══ Records supplied
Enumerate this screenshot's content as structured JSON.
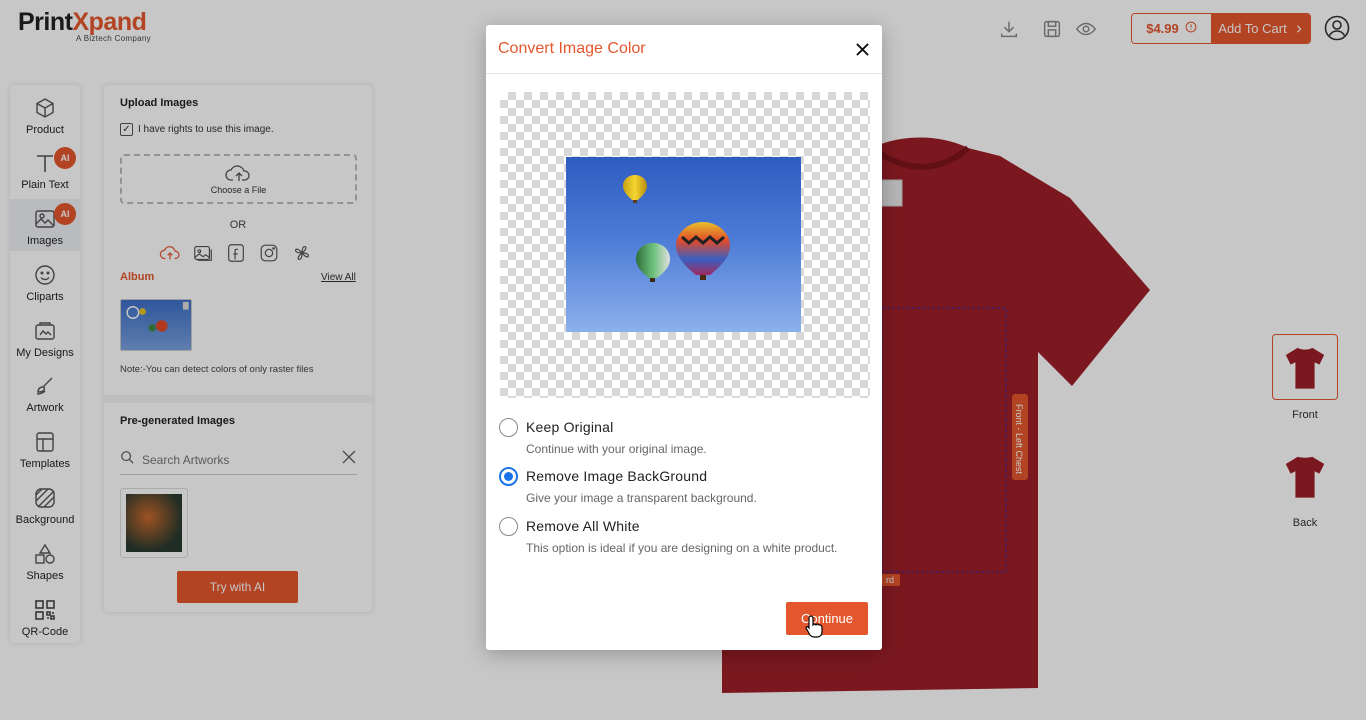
{
  "header": {
    "logo_main_a": "Print",
    "logo_main_x": "X",
    "logo_main_b": "pand",
    "logo_sub": "A Biztech Company",
    "price": "$4.99",
    "add_to_cart": "Add To Cart",
    "icons": [
      "download-icon",
      "save-icon",
      "preview-eye-icon",
      "info-icon",
      "user-icon"
    ]
  },
  "toolbar": {
    "items": [
      {
        "label": "Product",
        "icon": "cube-icon"
      },
      {
        "label": "Plain Text",
        "icon": "text-icon",
        "badge": "AI"
      },
      {
        "label": "Images",
        "icon": "image-icon",
        "badge": "AI"
      },
      {
        "label": "Cliparts",
        "icon": "smiley-icon"
      },
      {
        "label": "My Designs",
        "icon": "designs-icon"
      },
      {
        "label": "Artwork",
        "icon": "brush-icon"
      },
      {
        "label": "Templates",
        "icon": "template-icon"
      },
      {
        "label": "Background",
        "icon": "background-icon"
      },
      {
        "label": "Shapes",
        "icon": "shapes-icon"
      },
      {
        "label": "QR-Code",
        "icon": "qr-icon"
      }
    ]
  },
  "panel": {
    "upload_title": "Upload Images",
    "rights_label": "I have rights to use this image.",
    "choose_file": "Choose a File",
    "or": "OR",
    "album": "Album",
    "view_all": "View All",
    "note": "Note:-You can detect colors of only raster files",
    "pregen_title": "Pre-generated Images",
    "search_placeholder": "Search Artworks",
    "try_ai": "Try with AI"
  },
  "canvas": {
    "area_label": "Front - Left Chest",
    "tag_fragment": "rd",
    "sides": [
      {
        "label": "Front"
      },
      {
        "label": "Back"
      }
    ],
    "shirt_color": "#9e1f28"
  },
  "modal": {
    "title": "Convert Image Color",
    "options": [
      {
        "title": "Keep Original",
        "desc": "Continue with your original image.",
        "selected": false
      },
      {
        "title": "Remove Image BackGround",
        "desc": "Give your image a transparent background.",
        "selected": true
      },
      {
        "title": "Remove All White",
        "desc": "This option is ideal if you are designing on a white product.",
        "selected": false
      }
    ],
    "continue": "Continue"
  },
  "colors": {
    "accent": "#e4572e",
    "radio_selected": "#1a73e8"
  }
}
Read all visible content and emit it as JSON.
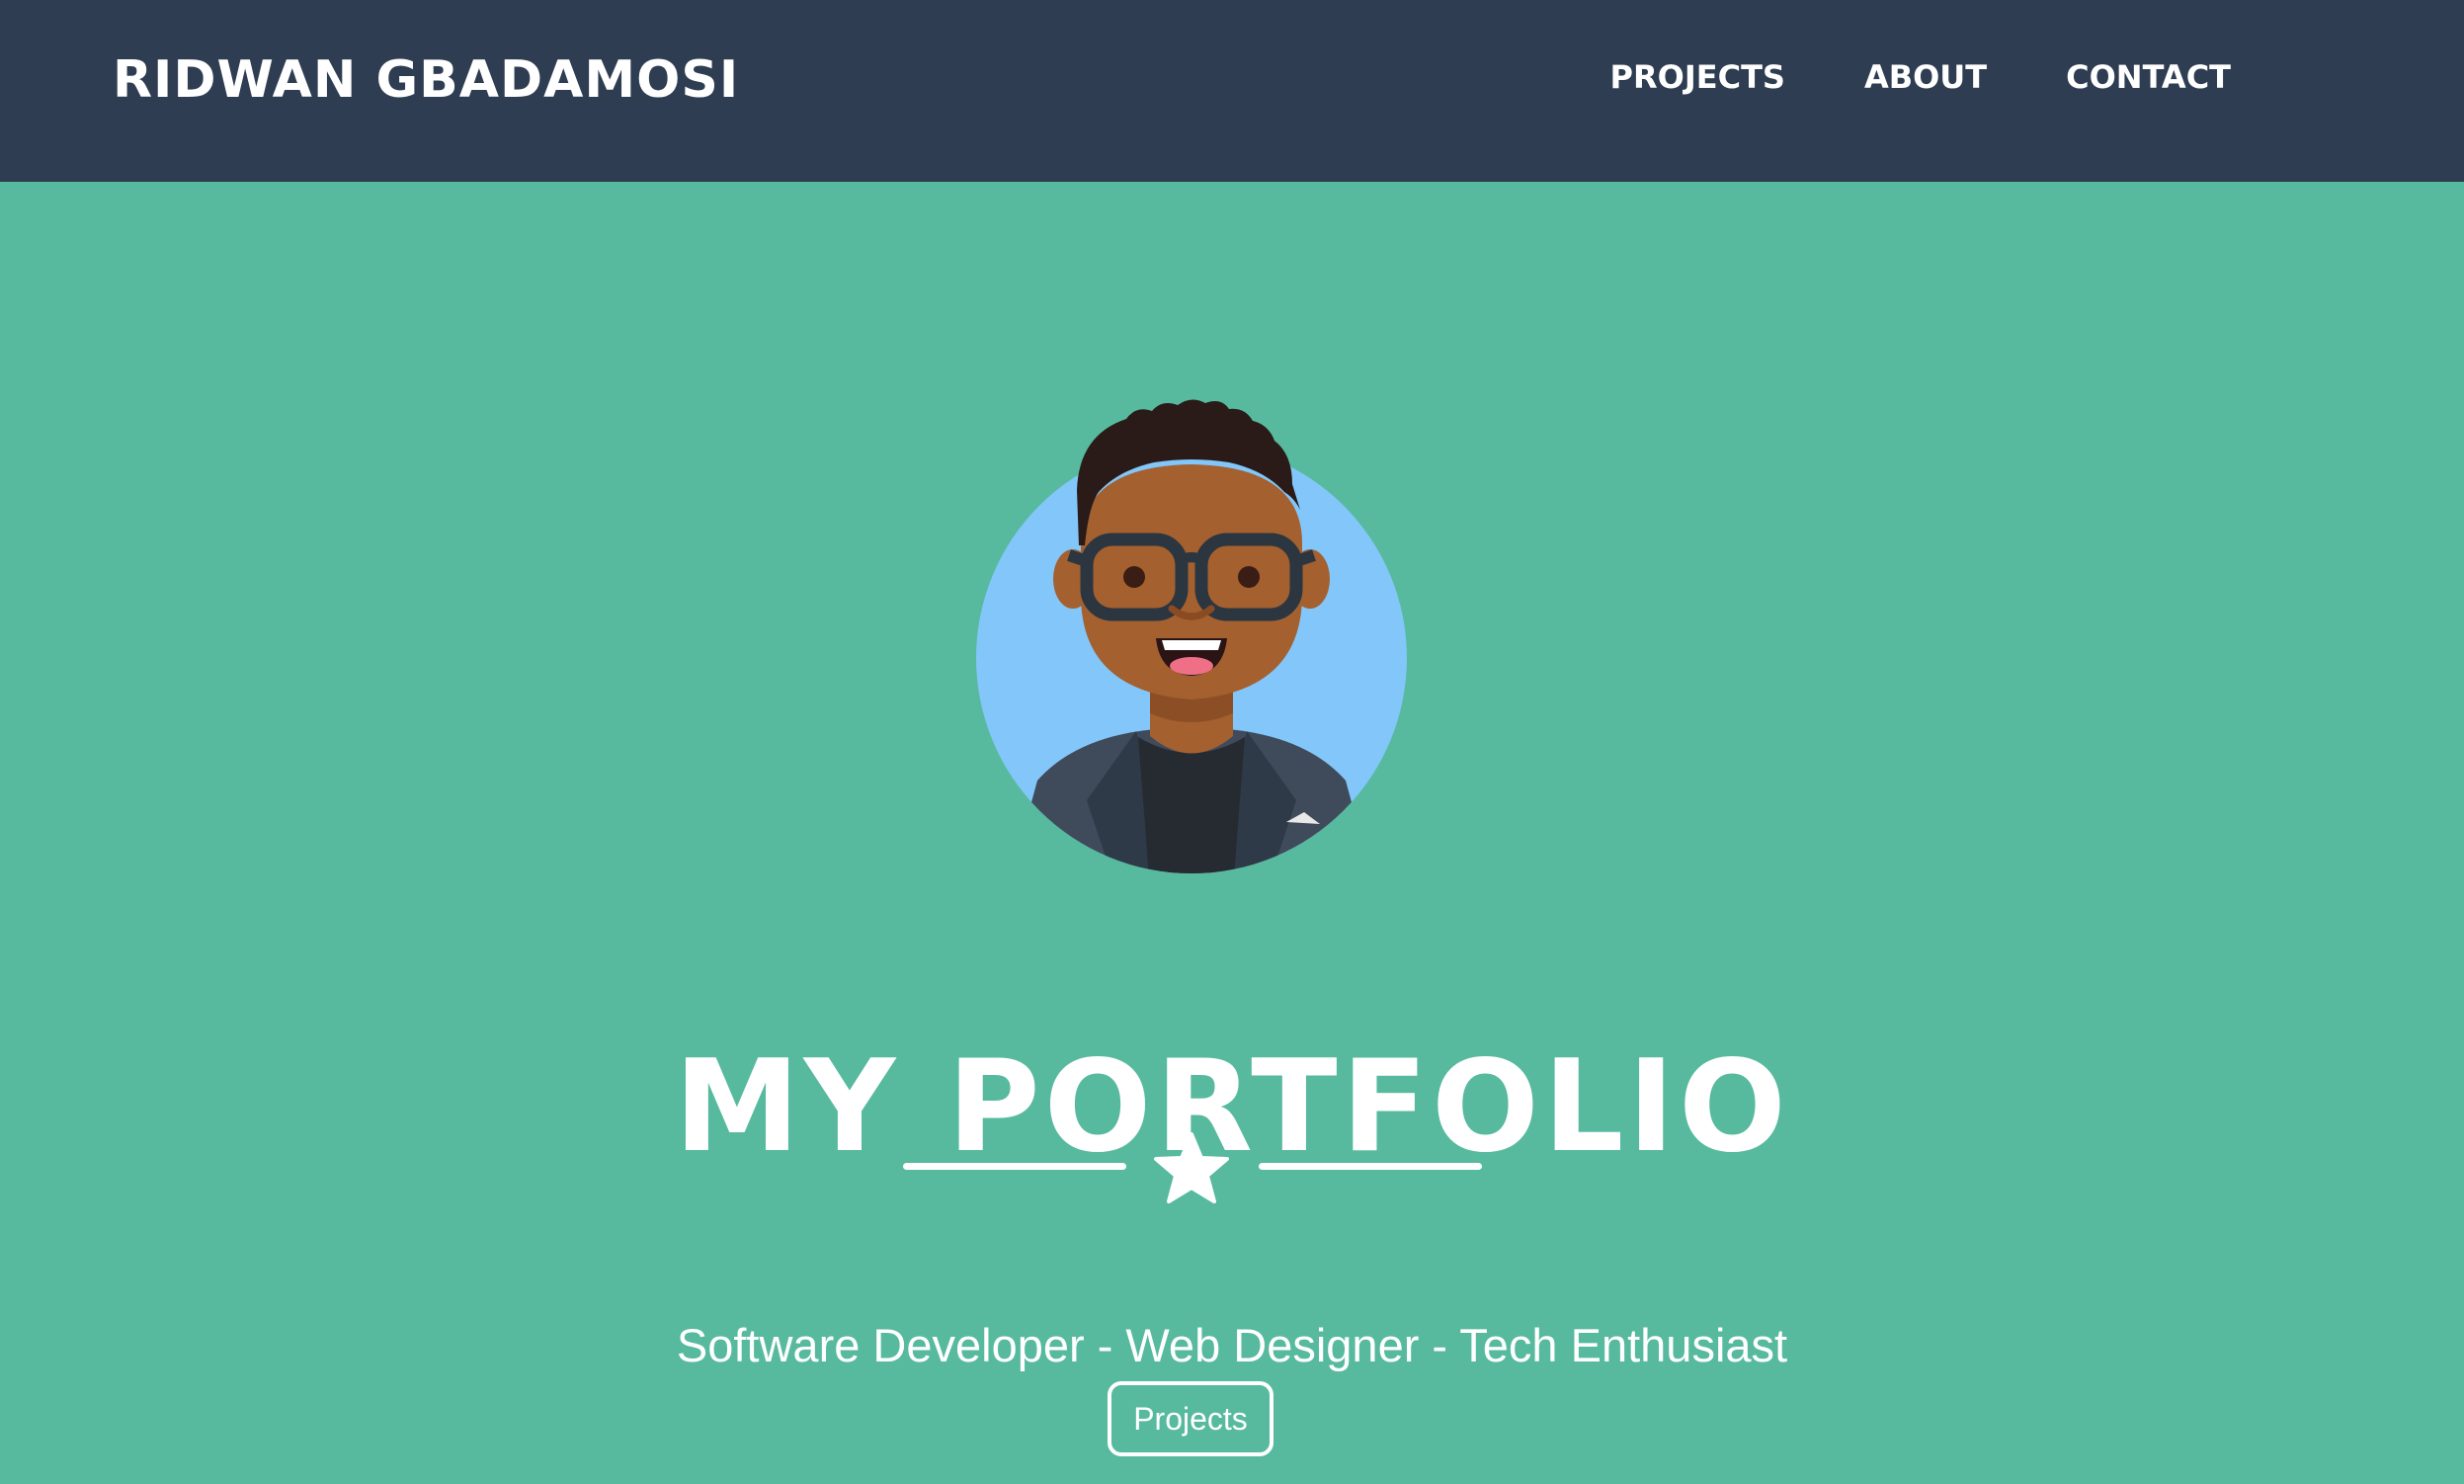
{
  "navbar": {
    "brand": "RIDWAN GBADAMOSI",
    "links": [
      {
        "label": "PROJECTS"
      },
      {
        "label": "ABOUT"
      },
      {
        "label": "CONTACT"
      }
    ],
    "background": "#2f3d52"
  },
  "hero": {
    "title": "MY PORTFOLIO",
    "divider_icon": "star-icon",
    "subtitle": "Software Developer - Web Designer - Tech Enthusiast",
    "button_label": "Projects",
    "background": "#57ba9e",
    "avatar_icon": "avatar-illustration"
  }
}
════
= Task details =
Report only the number of lines that hold the string "Images" in this listing.

= Task solution =
3